Aim of the task: Print the listing in its entirety and exactly, leaving out images.

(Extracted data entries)

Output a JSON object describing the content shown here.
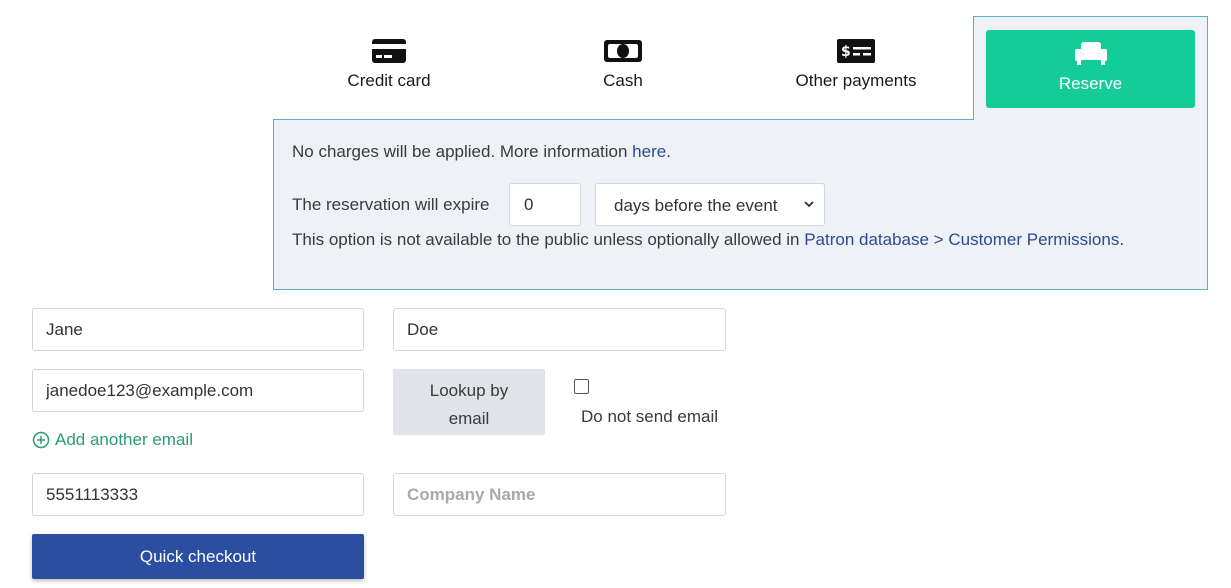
{
  "tabs": {
    "credit_card": {
      "label": "Credit card",
      "icon": "credit-card-icon"
    },
    "cash": {
      "label": "Cash",
      "icon": "cash-icon"
    },
    "other": {
      "label": "Other payments",
      "icon": "check-icon"
    },
    "reserve": {
      "label": "Reserve",
      "icon": "armchair-icon",
      "color": "#14cc97"
    }
  },
  "reserve_panel": {
    "info_text": "No charges will be applied. More information ",
    "info_link": "here",
    "info_end": ".",
    "expire_label": "The reservation will expire",
    "expire_value": "0",
    "expire_unit": "days before the event",
    "note_text": "This option is not available to the public unless optionally allowed in ",
    "note_link": "Patron database > Customer Permissions",
    "note_end": "."
  },
  "form": {
    "first_name": "Jane",
    "last_name": "Doe",
    "email": "janedoe123@example.com",
    "lookup_label_1": "Lookup by",
    "lookup_label_2": "email",
    "no_email_label": "Do not send email",
    "add_email_label": "Add another email",
    "phone": "5551113333",
    "company_placeholder": "Company Name",
    "submit_label": "Quick checkout"
  },
  "colors": {
    "accent": "#14cc97",
    "primary": "#2b4ea0",
    "link": "#2c4a8c",
    "add_link": "#2a9d74"
  }
}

The answer:
Output a JSON object describing the content shown here.
{
  "tabs": {
    "credit_card": {
      "label": "Credit card",
      "icon": "credit-card-icon"
    },
    "cash": {
      "label": "Cash",
      "icon": "cash-icon"
    },
    "other": {
      "label": "Other payments",
      "icon": "check-icon"
    },
    "reserve": {
      "label": "Reserve",
      "icon": "armchair-icon",
      "color": "#14cc97"
    }
  },
  "reserve_panel": {
    "info_text": "No charges will be applied. More information ",
    "info_link": "here",
    "info_end": ".",
    "expire_label": "The reservation will expire",
    "expire_value": "0",
    "expire_unit": "days before the event",
    "note_text": "This option is not available to the public unless optionally allowed in ",
    "note_link": "Patron database > Customer Permissions",
    "note_end": "."
  },
  "form": {
    "first_name": "Jane",
    "last_name": "Doe",
    "email": "janedoe123@example.com",
    "lookup_label_1": "Lookup by",
    "lookup_label_2": "email",
    "no_email_label": "Do not send email",
    "add_email_label": "Add another email",
    "phone": "5551113333",
    "company_placeholder": "Company Name",
    "submit_label": "Quick checkout"
  },
  "colors": {
    "accent": "#14cc97",
    "primary": "#2b4ea0",
    "link": "#2c4a8c",
    "add_link": "#2a9d74"
  }
}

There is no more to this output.